(Enunciado)
Converta em uma lista JSON de strings, uma para cada linha e sem as linhas em branco, o trecho que vai da linha que contém "cell: auditing [286,691,580,730]" até a linha que contém "table-header-row: Security NIS+", ambas incluídas.

[Dados de anotação de layout]
═══
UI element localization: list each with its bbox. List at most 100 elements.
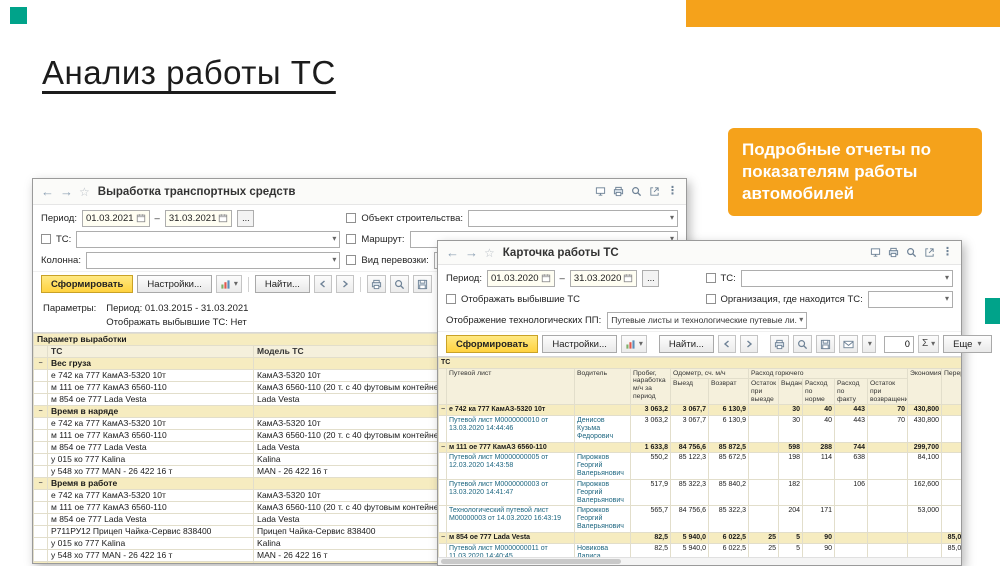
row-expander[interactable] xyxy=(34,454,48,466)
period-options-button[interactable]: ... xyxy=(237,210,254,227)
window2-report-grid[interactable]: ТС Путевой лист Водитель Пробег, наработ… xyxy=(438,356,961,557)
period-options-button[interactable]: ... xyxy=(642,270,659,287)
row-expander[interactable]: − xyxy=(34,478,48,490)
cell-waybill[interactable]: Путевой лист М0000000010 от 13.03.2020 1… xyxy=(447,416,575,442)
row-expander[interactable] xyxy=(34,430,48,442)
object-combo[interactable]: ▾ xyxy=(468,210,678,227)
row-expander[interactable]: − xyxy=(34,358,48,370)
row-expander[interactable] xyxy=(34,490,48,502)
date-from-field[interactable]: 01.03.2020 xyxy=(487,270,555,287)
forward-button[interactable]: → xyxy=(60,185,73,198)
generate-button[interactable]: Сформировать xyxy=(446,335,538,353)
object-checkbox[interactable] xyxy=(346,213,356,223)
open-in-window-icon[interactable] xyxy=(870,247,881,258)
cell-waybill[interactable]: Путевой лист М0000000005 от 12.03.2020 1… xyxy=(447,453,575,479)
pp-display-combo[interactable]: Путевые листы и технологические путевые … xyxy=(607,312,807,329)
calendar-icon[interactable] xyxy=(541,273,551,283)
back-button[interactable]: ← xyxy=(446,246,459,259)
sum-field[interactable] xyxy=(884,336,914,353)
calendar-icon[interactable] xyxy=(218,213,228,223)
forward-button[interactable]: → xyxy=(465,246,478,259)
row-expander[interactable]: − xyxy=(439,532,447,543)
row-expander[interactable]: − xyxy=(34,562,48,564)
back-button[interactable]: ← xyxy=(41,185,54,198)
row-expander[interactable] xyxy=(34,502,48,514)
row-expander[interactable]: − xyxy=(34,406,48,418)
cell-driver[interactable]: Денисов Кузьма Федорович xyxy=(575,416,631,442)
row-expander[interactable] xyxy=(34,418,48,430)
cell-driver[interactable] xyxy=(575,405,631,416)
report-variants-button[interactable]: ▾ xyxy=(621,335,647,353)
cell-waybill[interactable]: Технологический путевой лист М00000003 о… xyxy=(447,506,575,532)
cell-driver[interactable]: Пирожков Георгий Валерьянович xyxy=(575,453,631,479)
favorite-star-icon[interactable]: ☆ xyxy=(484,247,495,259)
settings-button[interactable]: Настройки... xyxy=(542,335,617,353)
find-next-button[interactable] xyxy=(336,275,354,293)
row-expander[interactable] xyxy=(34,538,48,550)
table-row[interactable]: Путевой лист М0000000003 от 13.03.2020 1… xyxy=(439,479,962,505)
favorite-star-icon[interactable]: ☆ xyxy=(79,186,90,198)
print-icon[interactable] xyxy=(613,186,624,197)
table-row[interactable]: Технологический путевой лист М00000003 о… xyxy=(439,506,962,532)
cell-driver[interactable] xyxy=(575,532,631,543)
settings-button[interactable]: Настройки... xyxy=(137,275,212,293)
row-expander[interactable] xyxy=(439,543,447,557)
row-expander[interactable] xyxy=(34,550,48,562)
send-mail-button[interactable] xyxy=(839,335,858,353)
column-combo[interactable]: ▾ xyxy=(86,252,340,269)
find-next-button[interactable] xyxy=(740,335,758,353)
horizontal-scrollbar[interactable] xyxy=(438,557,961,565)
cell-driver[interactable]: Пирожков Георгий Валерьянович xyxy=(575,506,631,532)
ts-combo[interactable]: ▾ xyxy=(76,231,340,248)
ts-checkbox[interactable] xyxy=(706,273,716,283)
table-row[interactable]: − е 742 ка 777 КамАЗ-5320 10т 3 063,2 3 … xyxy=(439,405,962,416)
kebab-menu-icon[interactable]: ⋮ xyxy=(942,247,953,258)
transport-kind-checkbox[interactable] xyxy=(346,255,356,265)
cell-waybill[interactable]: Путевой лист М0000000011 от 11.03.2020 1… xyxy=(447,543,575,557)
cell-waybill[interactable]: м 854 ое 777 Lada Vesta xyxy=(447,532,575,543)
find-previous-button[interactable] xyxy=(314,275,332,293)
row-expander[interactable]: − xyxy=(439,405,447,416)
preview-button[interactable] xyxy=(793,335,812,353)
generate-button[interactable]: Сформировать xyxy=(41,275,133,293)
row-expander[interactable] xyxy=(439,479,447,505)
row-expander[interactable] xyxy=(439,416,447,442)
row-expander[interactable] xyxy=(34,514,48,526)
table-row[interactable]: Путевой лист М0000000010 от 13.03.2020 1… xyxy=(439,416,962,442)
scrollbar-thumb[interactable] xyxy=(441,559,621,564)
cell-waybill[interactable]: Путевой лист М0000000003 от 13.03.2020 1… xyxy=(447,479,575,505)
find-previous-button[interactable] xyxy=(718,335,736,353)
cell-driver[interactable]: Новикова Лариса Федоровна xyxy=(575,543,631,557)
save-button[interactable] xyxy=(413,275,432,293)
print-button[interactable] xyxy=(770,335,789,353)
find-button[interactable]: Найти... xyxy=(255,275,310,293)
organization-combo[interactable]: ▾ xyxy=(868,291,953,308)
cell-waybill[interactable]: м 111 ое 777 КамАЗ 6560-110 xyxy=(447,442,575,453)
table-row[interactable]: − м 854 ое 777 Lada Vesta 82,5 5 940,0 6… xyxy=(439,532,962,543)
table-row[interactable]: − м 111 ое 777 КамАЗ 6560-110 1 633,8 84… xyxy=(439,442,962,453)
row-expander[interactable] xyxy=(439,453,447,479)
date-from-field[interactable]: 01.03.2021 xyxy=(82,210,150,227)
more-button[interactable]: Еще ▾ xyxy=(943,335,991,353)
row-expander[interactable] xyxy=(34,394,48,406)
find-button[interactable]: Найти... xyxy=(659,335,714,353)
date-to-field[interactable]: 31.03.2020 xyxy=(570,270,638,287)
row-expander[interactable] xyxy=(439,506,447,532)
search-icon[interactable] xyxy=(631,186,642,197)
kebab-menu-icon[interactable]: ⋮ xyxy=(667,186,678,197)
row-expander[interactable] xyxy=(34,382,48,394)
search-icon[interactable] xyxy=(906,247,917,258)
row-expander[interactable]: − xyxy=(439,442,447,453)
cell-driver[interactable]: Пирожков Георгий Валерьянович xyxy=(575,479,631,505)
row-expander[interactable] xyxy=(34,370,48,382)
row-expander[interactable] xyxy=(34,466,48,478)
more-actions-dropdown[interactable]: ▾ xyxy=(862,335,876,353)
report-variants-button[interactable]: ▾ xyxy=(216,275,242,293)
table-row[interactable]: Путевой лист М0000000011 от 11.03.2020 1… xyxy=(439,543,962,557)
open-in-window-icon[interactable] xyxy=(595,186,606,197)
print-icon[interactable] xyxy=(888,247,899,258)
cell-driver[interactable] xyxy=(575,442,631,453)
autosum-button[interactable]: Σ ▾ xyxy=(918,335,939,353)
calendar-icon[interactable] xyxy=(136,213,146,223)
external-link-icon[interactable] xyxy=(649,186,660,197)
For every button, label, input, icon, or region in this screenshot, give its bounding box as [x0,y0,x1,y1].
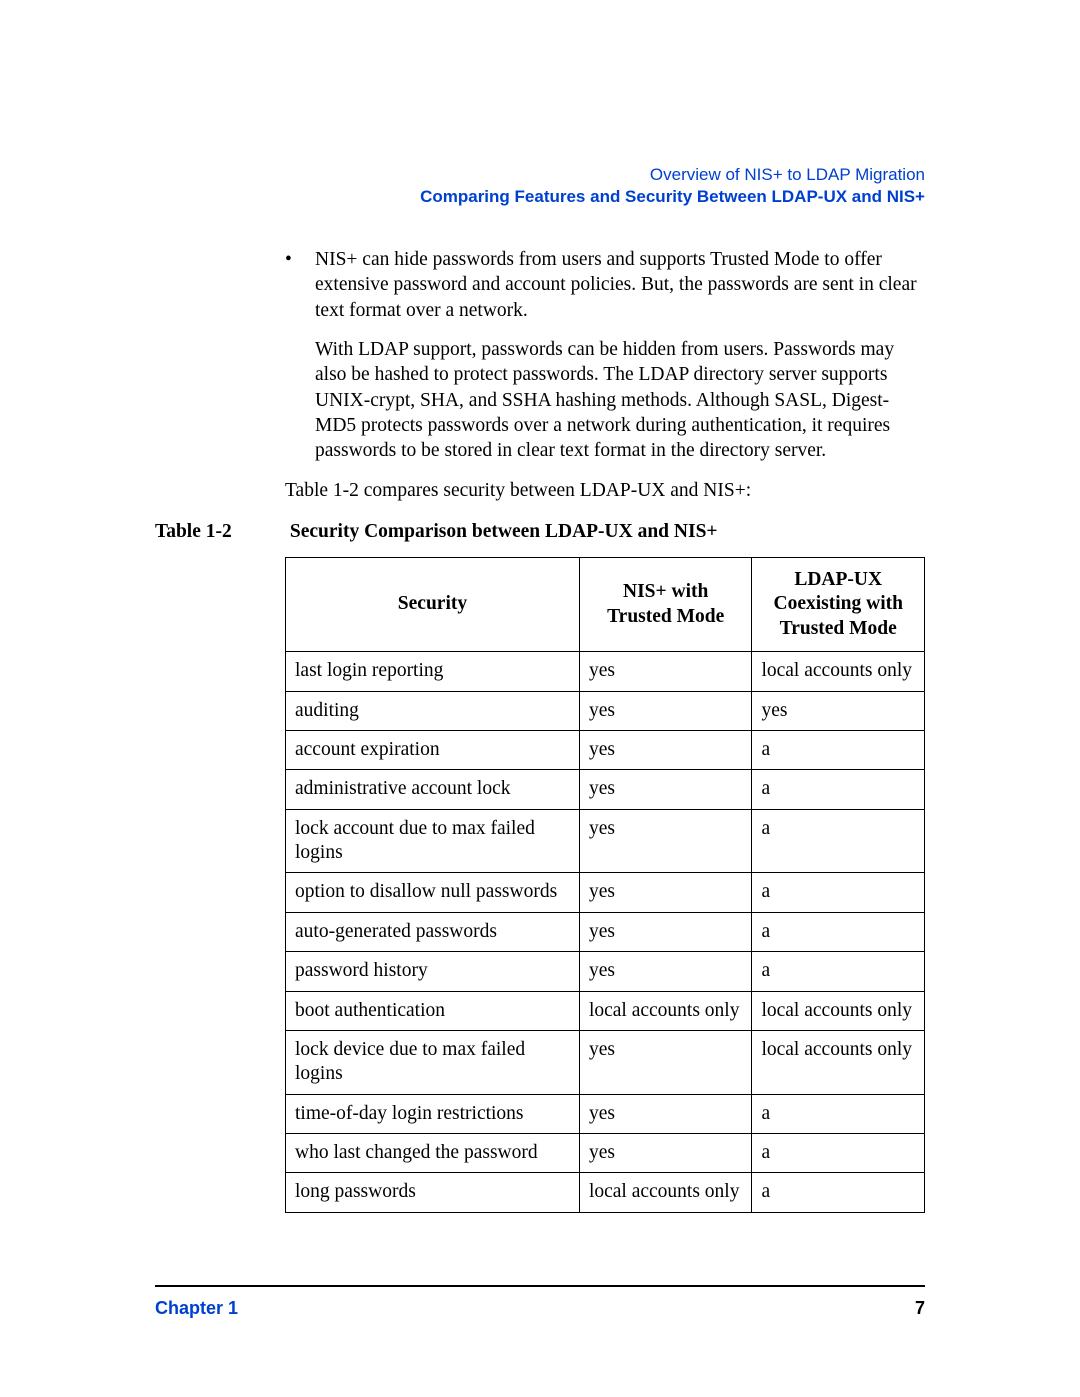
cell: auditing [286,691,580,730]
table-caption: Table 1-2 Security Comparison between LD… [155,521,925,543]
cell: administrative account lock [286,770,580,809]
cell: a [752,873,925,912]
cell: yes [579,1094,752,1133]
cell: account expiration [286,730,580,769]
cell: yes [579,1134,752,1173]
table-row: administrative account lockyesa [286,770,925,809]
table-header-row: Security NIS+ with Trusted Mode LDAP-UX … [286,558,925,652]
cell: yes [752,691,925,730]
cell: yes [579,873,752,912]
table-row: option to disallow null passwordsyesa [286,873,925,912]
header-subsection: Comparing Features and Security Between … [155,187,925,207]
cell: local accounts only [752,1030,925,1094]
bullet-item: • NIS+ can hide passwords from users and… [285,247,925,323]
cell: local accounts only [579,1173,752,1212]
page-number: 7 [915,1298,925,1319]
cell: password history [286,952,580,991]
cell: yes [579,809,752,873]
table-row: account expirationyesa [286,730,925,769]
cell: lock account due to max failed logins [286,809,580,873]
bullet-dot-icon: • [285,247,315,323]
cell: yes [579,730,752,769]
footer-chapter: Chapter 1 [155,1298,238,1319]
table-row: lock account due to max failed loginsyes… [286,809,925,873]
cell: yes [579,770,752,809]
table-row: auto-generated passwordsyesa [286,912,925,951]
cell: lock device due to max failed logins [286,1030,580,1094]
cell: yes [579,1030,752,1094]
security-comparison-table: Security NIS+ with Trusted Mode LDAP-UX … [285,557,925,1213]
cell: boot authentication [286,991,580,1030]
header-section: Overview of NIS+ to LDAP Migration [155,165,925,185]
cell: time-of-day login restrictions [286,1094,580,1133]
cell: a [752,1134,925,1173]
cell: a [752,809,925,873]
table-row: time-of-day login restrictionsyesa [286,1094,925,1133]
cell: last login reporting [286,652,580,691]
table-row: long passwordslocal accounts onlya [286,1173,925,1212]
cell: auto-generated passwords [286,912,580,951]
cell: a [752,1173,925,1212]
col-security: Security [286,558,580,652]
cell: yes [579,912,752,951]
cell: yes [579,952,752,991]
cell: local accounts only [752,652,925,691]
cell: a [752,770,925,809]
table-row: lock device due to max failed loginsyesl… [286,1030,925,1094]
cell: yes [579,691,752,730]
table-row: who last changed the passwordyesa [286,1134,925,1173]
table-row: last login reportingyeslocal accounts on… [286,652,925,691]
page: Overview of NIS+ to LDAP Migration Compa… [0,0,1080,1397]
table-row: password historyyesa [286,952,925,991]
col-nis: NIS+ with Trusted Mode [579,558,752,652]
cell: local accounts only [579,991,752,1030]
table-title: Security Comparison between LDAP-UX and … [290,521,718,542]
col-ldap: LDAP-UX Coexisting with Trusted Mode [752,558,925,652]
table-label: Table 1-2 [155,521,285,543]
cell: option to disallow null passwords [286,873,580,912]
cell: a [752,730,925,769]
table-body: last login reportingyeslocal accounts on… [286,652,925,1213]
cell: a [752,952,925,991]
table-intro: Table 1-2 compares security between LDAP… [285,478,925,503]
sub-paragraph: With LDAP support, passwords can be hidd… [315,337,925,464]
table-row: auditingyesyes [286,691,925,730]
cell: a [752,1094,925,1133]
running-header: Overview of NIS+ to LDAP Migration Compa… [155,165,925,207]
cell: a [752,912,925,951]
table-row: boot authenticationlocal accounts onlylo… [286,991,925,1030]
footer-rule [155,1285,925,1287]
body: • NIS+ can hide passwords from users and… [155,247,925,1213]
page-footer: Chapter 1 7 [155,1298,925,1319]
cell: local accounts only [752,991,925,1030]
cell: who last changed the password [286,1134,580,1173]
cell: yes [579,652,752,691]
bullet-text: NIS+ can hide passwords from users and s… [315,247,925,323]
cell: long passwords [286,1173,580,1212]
═══
(Resolução)
[
  "cell: auditing [286,691,580,730]",
  "table-caption: Table 1-2 Security Comparison between LD… [155,521,925,543]",
  "cell: administrative account lock [286,770,580,809]",
  "cell: a [752,873,925,912]",
  "cell: yes [579,1094,752,1133]",
  "cell: account expiration [286,730,580,769]",
  "cell: yes [579,1134,752,1173]",
  "table-row: administrative account lockyesa [286,770,925,809]",
  "table-header-row: Security NIS+ with Trusted Mode LDAP-UX … [286,558,925,652]"
]